==== SOURCE MATERIAL ====

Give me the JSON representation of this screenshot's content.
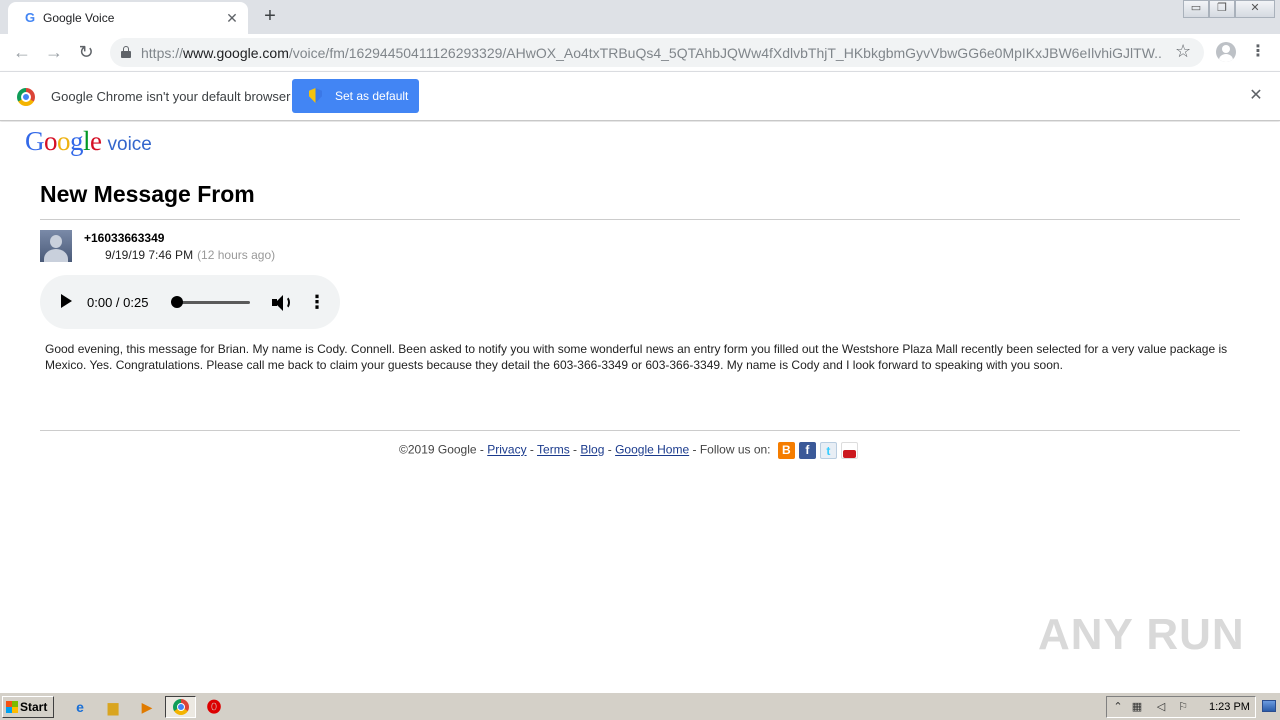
{
  "browser": {
    "tab_title": "Google Voice",
    "tab_favicon": "G",
    "url_scheme": "https://",
    "url_host": "www.google.com",
    "url_path": "/voice/fm/16294450411126293329/AHwOX_Ao4txTRBuQs4_5QTAhbJQWw4fXdlvbThjT_HKbkgbmGyvVbwGG6e0MpIKxJBW6eIlvhiGJlTW...",
    "infobar_message": "Google Chrome isn't your default browser",
    "infobar_button": "Set as default"
  },
  "page": {
    "logo_letters": [
      "G",
      "o",
      "o",
      "g",
      "l",
      "e"
    ],
    "logo_suffix": "voice",
    "title": "New Message From",
    "caller": "+16033663349",
    "datetime": "9/19/19 7:46 PM",
    "relative_time": "(12 hours ago)",
    "audio": {
      "time": "0:00 / 0:25",
      "progress_fraction": 0.0
    },
    "transcript": "Good evening, this message for Brian. My name is Cody. Connell. Been asked to notify you with some wonderful news an entry form you filled out the Westshore Plaza Mall recently been selected for a very value package is Mexico. Yes. Congratulations. Please call me back to claim your guests because they detail the 603-366-3349 or 603-366-3349. My name is Cody and I look forward to speaking with you soon.",
    "footer": {
      "copyright": "©2019 Google",
      "links": [
        "Privacy",
        "Terms",
        "Blog",
        "Google Home"
      ],
      "follow": "Follow us on:",
      "sep": " - "
    }
  },
  "watermark": "ANY RUN",
  "taskbar": {
    "start_label": "Start",
    "clock": "1:23 PM"
  },
  "colors": {
    "chrome_blue": "#4285f4",
    "link": "#1a3a8c",
    "voice_blue": "#3366cc"
  },
  "icons": [
    "google-favicon-icon",
    "lock-icon",
    "star-icon",
    "profile-icon",
    "chrome-logo-icon",
    "shield-icon",
    "avatar-icon",
    "play-icon",
    "volume-icon",
    "blogger-icon",
    "facebook-icon",
    "twitter-icon",
    "youtube-icon"
  ]
}
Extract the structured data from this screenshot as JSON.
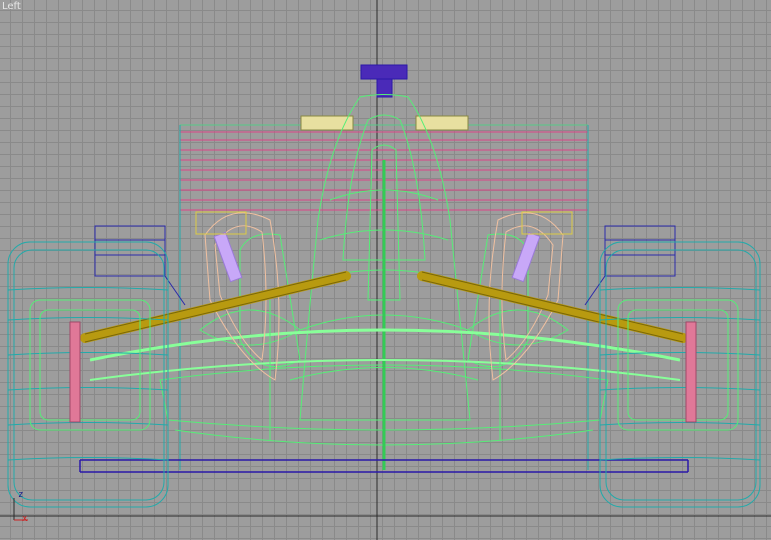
{
  "viewport": {
    "label": "Left",
    "colors": {
      "background": "#9d9d9d",
      "grid": "#8a8a8a",
      "axis": "#2a2a2a",
      "body": "#55ee77",
      "wing": "#dd4488",
      "wheel": "#22aaaa",
      "suspension": "#b89a10",
      "mirror": "#e8e0a0",
      "intake": "#2a18a8",
      "endplate": "#2a2aaa",
      "bargeboard": "#f0c0a0",
      "damper": "#c8a8f8",
      "brake": "#e07898"
    }
  },
  "gizmo": {
    "z_label": "z",
    "x_label": "x"
  }
}
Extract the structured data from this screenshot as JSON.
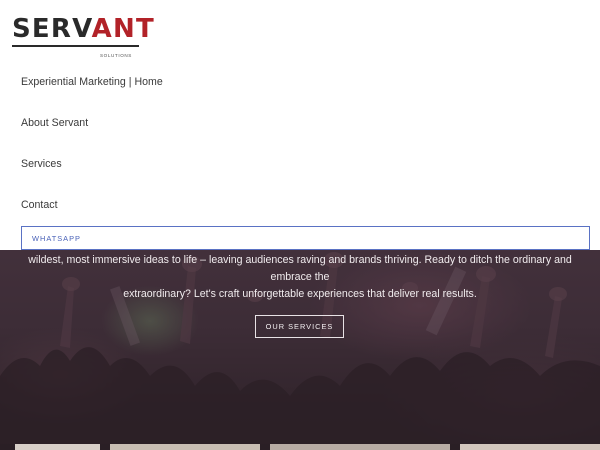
{
  "header": {
    "logo": {
      "word_dark": "SERV",
      "word_red": "ANT",
      "sub": "SOLUTIONS"
    }
  },
  "nav": {
    "items": [
      {
        "label": "Experiential Marketing | Home"
      },
      {
        "label": "About Servant"
      },
      {
        "label": "Services"
      },
      {
        "label": "Contact"
      }
    ],
    "whatsapp_label": "WHATSAPP"
  },
  "hero": {
    "line_1": "wildest, most immersive ideas to life – leaving audiences raving and brands thriving. Ready to ditch the ordinary and embrace the",
    "line_2": "extraordinary? Let's craft unforgettable experiences that deliver real results.",
    "button_label": "OUR SERVICES"
  },
  "colors": {
    "brand_red": "#b22228",
    "brand_dark": "#2a2a2a",
    "nav_text": "#3a3a3a",
    "whatsapp_accent": "#4a62b8",
    "hero_overlay": "#3f2e39"
  },
  "icons": []
}
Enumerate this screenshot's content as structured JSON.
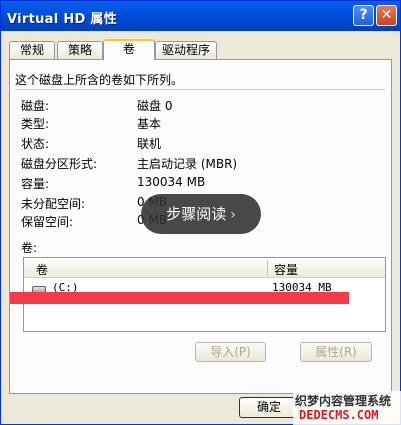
{
  "window": {
    "title": "Virtual HD 属性",
    "help_glyph": "?",
    "close_glyph": "✕"
  },
  "tabs": [
    {
      "label": "常规"
    },
    {
      "label": "策略"
    },
    {
      "label": "卷",
      "active": true
    },
    {
      "label": "驱动程序"
    }
  ],
  "panel": {
    "description": "这个磁盘上所含的卷如下所列。",
    "properties": [
      {
        "label": "磁盘:",
        "value": "磁盘 0"
      },
      {
        "label": "类型:",
        "value": "基本"
      },
      {
        "label": "状态:",
        "value": "联机"
      },
      {
        "label": "磁盘分区形式:",
        "value": "主启动记录 (MBR)"
      },
      {
        "label": "容量:",
        "value": "130034 MB"
      },
      {
        "label": "未分配空间:",
        "value": "0 MB"
      },
      {
        "label": "保留空间:",
        "value": "0 MB"
      }
    ],
    "volumes_label": "卷:",
    "columns": {
      "volume": "卷",
      "capacity": "容量"
    },
    "rows": [
      {
        "volume": "(C:)",
        "capacity": "130034 MB"
      }
    ],
    "import_button": "导入(P)",
    "properties_button": "属性(R)"
  },
  "overlay": {
    "label": "步骤阅读",
    "chevron": "›"
  },
  "footer": {
    "ok_button": "确定"
  },
  "watermark": {
    "line1": "织梦内容管理系统",
    "line2": "DEDECMS.COM"
  },
  "colors": {
    "title_bar": "#0054e3",
    "tab_highlight": "#ffc83c",
    "redaction": "#f23b49"
  }
}
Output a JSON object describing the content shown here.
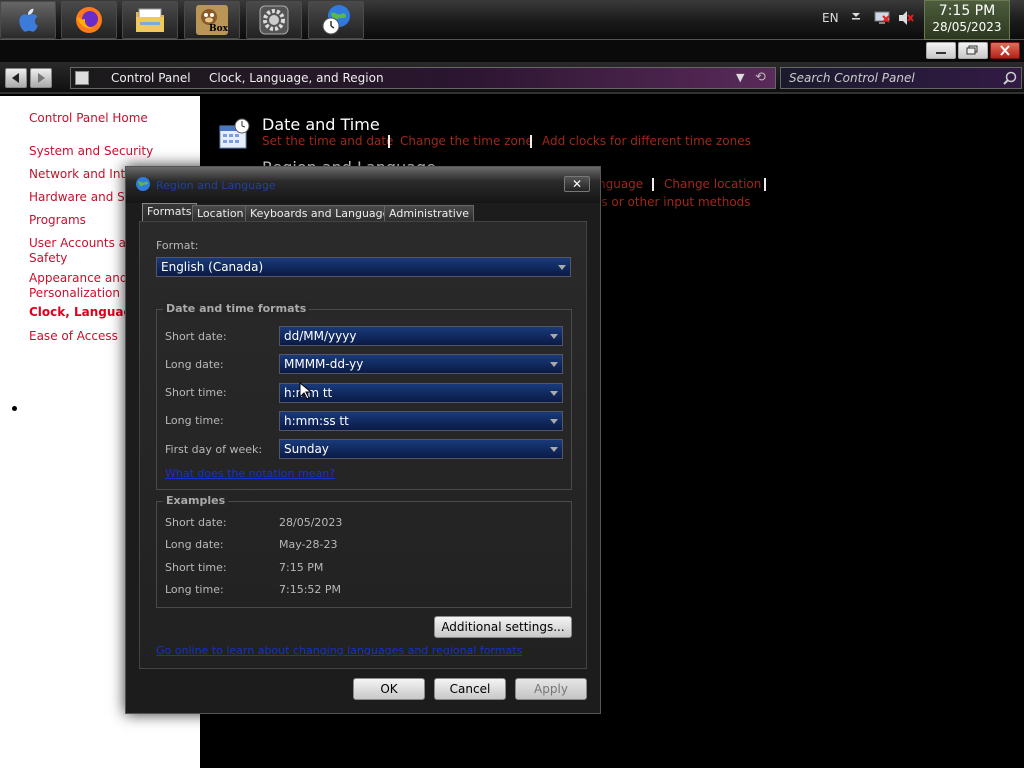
{
  "taskbar": {
    "apps": [
      {
        "name": "apple-menu"
      },
      {
        "name": "firefox"
      },
      {
        "name": "file-manager"
      },
      {
        "name": "box"
      },
      {
        "name": "system-settings"
      },
      {
        "name": "clock-globe"
      }
    ],
    "box_label": "Box",
    "tray": {
      "lang": "EN"
    },
    "clock": {
      "time": "7:15 PM",
      "date": "28/05/2023"
    }
  },
  "addressbar": {
    "crumbs": [
      "Control Panel",
      "Clock, Language, and Region"
    ],
    "search_placeholder": "Search Control Panel"
  },
  "sidebar": {
    "items": [
      {
        "label": "Control Panel Home"
      },
      {
        "label": "System and Security"
      },
      {
        "label": "Network and Inter"
      },
      {
        "label": "Hardware and So"
      },
      {
        "label": "Programs"
      },
      {
        "label": "User Accounts an\nSafety"
      },
      {
        "label": "Appearance and\nPersonalization"
      },
      {
        "label": "Clock, Language,"
      },
      {
        "label": "Ease of Access"
      }
    ]
  },
  "main": {
    "date_time": {
      "title": "Date and Time",
      "links": [
        "Set the time and date",
        "Change the time zone",
        "Add clocks for different time zones"
      ]
    },
    "region": {
      "title": "Region and Language",
      "links": [
        "nguage",
        "Change location",
        "ls or other input methods"
      ]
    }
  },
  "dialog": {
    "title": "Region and Language",
    "tabs": [
      "Formats",
      "Location",
      "Keyboards and Languages",
      "Administrative"
    ],
    "format_label": "Format:",
    "format_value": "English (Canada)",
    "dt_group_title": "Date and time formats",
    "dt_rows": [
      {
        "label": "Short date:",
        "value": "dd/MM/yyyy"
      },
      {
        "label": "Long date:",
        "value": "MMMM-dd-yy"
      },
      {
        "label": "Short time:",
        "value": "h:mm tt"
      },
      {
        "label": "Long time:",
        "value": "h:mm:ss tt"
      },
      {
        "label": "First day of week:",
        "value": "Sunday"
      }
    ],
    "notation_link": "What does the notation mean?",
    "examples_title": "Examples",
    "examples": [
      {
        "label": "Short date:",
        "value": "28/05/2023"
      },
      {
        "label": "Long date:",
        "value": "May-28-23"
      },
      {
        "label": "Short time:",
        "value": "7:15 PM"
      },
      {
        "label": "Long time:",
        "value": "7:15:52 PM"
      }
    ],
    "additional_settings": "Additional settings...",
    "online_link": "Go online to learn about changing languages and regional formats",
    "ok": "OK",
    "cancel": "Cancel",
    "apply": "Apply"
  }
}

====

- _WHAT TO PRODUCE_: Repeat each line of the records above exactly, but do not copy the pictures.

- _ANSWER TO THIS TASK_:
Give me the JSON representation of this screenshot's content.
{
  "browser": {
    "tab_title": "Google Voice",
    "tab_favicon": "G",
    "url_scheme": "https://",
    "url_host": "www.google.com",
    "url_path": "/voice/fm/16294450411126293329/AHwOX_Ao4txTRBuQs4_5QTAhbJQWw4fXdlvbThjT_HKbkgbmGyvVbwGG6e0MpIKxJBW6eIlvhiGJlTW...",
    "infobar_message": "Google Chrome isn't your default browser",
    "infobar_button": "Set as default"
  },
  "page": {
    "logo_letters": [
      "G",
      "o",
      "o",
      "g",
      "l",
      "e"
    ],
    "logo_suffix": "voice",
    "title": "New Message From",
    "caller": "+16033663349",
    "datetime": "9/19/19 7:46 PM",
    "relative_time": "(12 hours ago)",
    "audio": {
      "time": "0:00 / 0:25",
      "progress_fraction": 0.0
    },
    "transcript": "Good evening, this message for Brian. My name is Cody. Connell. Been asked to notify you with some wonderful news an entry form you filled out the Westshore Plaza Mall recently been selected for a very value package is Mexico. Yes. Congratulations. Please call me back to claim your guests because they detail the 603-366-3349 or 603-366-3349. My name is Cody and I look forward to speaking with you soon.",
    "footer": {
      "copyright": "©2019 Google",
      "links": [
        "Privacy",
        "Terms",
        "Blog",
        "Google Home"
      ],
      "follow": "Follow us on:",
      "sep": " - "
    }
  },
  "watermark": "ANY RUN",
  "taskbar": {
    "start_label": "Start",
    "clock": "1:23 PM"
  },
  "colors": {
    "chrome_blue": "#4285f4",
    "link": "#1a3a8c",
    "voice_blue": "#3366cc"
  },
  "icons": [
    "google-favicon-icon",
    "lock-icon",
    "star-icon",
    "profile-icon",
    "chrome-logo-icon",
    "shield-icon",
    "avatar-icon",
    "play-icon",
    "volume-icon",
    "blogger-icon",
    "facebook-icon",
    "twitter-icon",
    "youtube-icon"
  ]
}
Extract the structured data from this screenshot as JSON.
{
  "viewport": {
    "label": "Left",
    "colors": {
      "background": "#9d9d9d",
      "grid": "#8a8a8a",
      "axis": "#2a2a2a",
      "body": "#55ee77",
      "wing": "#dd4488",
      "wheel": "#22aaaa",
      "suspension": "#b89a10",
      "mirror": "#e8e0a0",
      "intake": "#2a18a8",
      "endplate": "#2a2aaa",
      "bargeboard": "#f0c0a0",
      "damper": "#c8a8f8",
      "brake": "#e07898"
    }
  },
  "gizmo": {
    "z_label": "z",
    "x_label": "x"
  }
}
Extract the structured data from this screenshot as JSON.
{
  "header": {
    "logo": {
      "word_dark": "SERV",
      "word_red": "ANT",
      "sub": "SOLUTIONS"
    }
  },
  "nav": {
    "items": [
      {
        "label": "Experiential Marketing | Home"
      },
      {
        "label": "About Servant"
      },
      {
        "label": "Services"
      },
      {
        "label": "Contact"
      }
    ],
    "whatsapp_label": "WHATSAPP"
  },
  "hero": {
    "line_1": "wildest, most immersive ideas to life – leaving audiences raving and brands thriving. Ready to ditch the ordinary and embrace the",
    "line_2": "extraordinary? Let's craft unforgettable experiences that deliver real results.",
    "button_label": "OUR SERVICES"
  },
  "colors": {
    "brand_red": "#b22228",
    "brand_dark": "#2a2a2a",
    "nav_text": "#3a3a3a",
    "whatsapp_accent": "#4a62b8",
    "hero_overlay": "#3f2e39"
  },
  "icons": []
}
Enumerate this screenshot's content as structured JSON.
{
  "window": {
    "title": "Virtual HD 属性",
    "help_glyph": "?",
    "close_glyph": "✕"
  },
  "tabs": [
    {
      "label": "常规"
    },
    {
      "label": "策略"
    },
    {
      "label": "卷",
      "active": true
    },
    {
      "label": "驱动程序"
    }
  ],
  "panel": {
    "description": "这个磁盘上所含的卷如下所列。",
    "properties": [
      {
        "label": "磁盘:",
        "value": "磁盘 0"
      },
      {
        "label": "类型:",
        "value": "基本"
      },
      {
        "label": "状态:",
        "value": "联机"
      },
      {
        "label": "磁盘分区形式:",
        "value": "主启动记录 (MBR)"
      },
      {
        "label": "容量:",
        "value": "130034 MB"
      },
      {
        "label": "未分配空间:",
        "value": "0 MB"
      },
      {
        "label": "保留空间:",
        "value": "0 MB"
      }
    ],
    "volumes_label": "卷:",
    "columns": {
      "volume": "卷",
      "capacity": "容量"
    },
    "rows": [
      {
        "volume": "(C:)",
        "capacity": "130034 MB"
      }
    ],
    "import_button": "导入(P)",
    "properties_button": "属性(R)"
  },
  "overlay": {
    "label": "步骤阅读",
    "chevron": "›"
  },
  "footer": {
    "ok_button": "确定"
  },
  "watermark": {
    "line1": "织梦内容管理系统",
    "line2": "DEDECMS.COM"
  },
  "colors": {
    "title_bar": "#0054e3",
    "tab_highlight": "#ffc83c",
    "redaction": "#f23b49"
  }
}
Output a JSON object describing the content shown here.
{
  "taskbar": {
    "apps": [
      {
        "name": "apple-menu"
      },
      {
        "name": "firefox"
      },
      {
        "name": "file-manager"
      },
      {
        "name": "box"
      },
      {
        "name": "system-settings"
      },
      {
        "name": "clock-globe"
      }
    ],
    "box_label": "Box",
    "tray": {
      "lang": "EN"
    },
    "clock": {
      "time": "7:15 PM",
      "date": "28/05/2023"
    }
  },
  "addressbar": {
    "crumbs": [
      "Control Panel",
      "Clock, Language, and Region"
    ],
    "search_placeholder": "Search Control Panel"
  },
  "sidebar": {
    "items": [
      {
        "label": "Control Panel Home"
      },
      {
        "label": "System and Security"
      },
      {
        "label": "Network and Inter"
      },
      {
        "label": "Hardware and So"
      },
      {
        "label": "Programs"
      },
      {
        "label": "User Accounts an\nSafety"
      },
      {
        "label": "Appearance and\nPersonalization"
      },
      {
        "label": "Clock, Language,"
      },
      {
        "label": "Ease of Access"
      }
    ]
  },
  "main": {
    "date_time": {
      "title": "Date and Time",
      "links": [
        "Set the time and date",
        "Change the time zone",
        "Add clocks for different time zones"
      ]
    },
    "region": {
      "title": "Region and Language",
      "links": [
        "nguage",
        "Change location",
        "ls or other input methods"
      ]
    }
  },
  "dialog": {
    "title": "Region and Language",
    "tabs": [
      "Formats",
      "Location",
      "Keyboards and Languages",
      "Administrative"
    ],
    "format_label": "Format:",
    "format_value": "English (Canada)",
    "dt_group_title": "Date and time formats",
    "dt_rows": [
      {
        "label": "Short date:",
        "value": "dd/MM/yyyy"
      },
      {
        "label": "Long date:",
        "value": "MMMM-dd-yy"
      },
      {
        "label": "Short time:",
        "value": "h:mm tt"
      },
      {
        "label": "Long time:",
        "value": "h:mm:ss tt"
      },
      {
        "label": "First day of week:",
        "value": "Sunday"
      }
    ],
    "notation_link": "What does the notation mean?",
    "examples_title": "Examples",
    "examples": [
      {
        "label": "Short date:",
        "value": "28/05/2023"
      },
      {
        "label": "Long date:",
        "value": "May-28-23"
      },
      {
        "label": "Short time:",
        "value": "7:15 PM"
      },
      {
        "label": "Long time:",
        "value": "7:15:52 PM"
      }
    ],
    "additional_settings": "Additional settings...",
    "online_link": "Go online to learn about changing languages and regional formats",
    "ok": "OK",
    "cancel": "Cancel",
    "apply": "Apply"
  }
}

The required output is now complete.